[Start]
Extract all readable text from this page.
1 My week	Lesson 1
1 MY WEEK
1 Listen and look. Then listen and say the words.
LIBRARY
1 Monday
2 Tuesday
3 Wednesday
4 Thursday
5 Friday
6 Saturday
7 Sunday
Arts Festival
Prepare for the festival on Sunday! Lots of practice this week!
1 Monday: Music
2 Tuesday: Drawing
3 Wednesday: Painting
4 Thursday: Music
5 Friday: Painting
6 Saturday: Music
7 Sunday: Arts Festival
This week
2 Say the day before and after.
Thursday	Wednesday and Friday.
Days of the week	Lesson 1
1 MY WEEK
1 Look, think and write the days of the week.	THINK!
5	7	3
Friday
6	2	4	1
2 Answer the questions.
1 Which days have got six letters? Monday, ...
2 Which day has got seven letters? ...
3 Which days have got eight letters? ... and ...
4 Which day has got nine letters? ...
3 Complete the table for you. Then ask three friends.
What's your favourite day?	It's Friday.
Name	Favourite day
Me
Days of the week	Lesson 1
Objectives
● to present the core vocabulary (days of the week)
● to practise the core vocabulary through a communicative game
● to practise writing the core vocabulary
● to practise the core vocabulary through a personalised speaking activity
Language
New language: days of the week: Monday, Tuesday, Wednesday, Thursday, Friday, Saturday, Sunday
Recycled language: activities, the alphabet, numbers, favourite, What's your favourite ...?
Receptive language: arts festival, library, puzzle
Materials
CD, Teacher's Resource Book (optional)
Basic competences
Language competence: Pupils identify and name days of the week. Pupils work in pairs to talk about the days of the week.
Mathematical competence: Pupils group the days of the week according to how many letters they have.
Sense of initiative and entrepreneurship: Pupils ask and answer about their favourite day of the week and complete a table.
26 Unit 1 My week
[End]
__WORK REQUIRED__: Copy each line of the listing that holds the word "Friday".

__SOLUTION FOR THIS EXERCISE__:
5 Friday
5 Friday: Painting
Thursday	Wednesday and Friday.
Friday
What's your favourite day?	It's Friday.
New language: days of the week: Monday, Tuesday, Wednesday, Thursday, Friday, Saturday, Sunday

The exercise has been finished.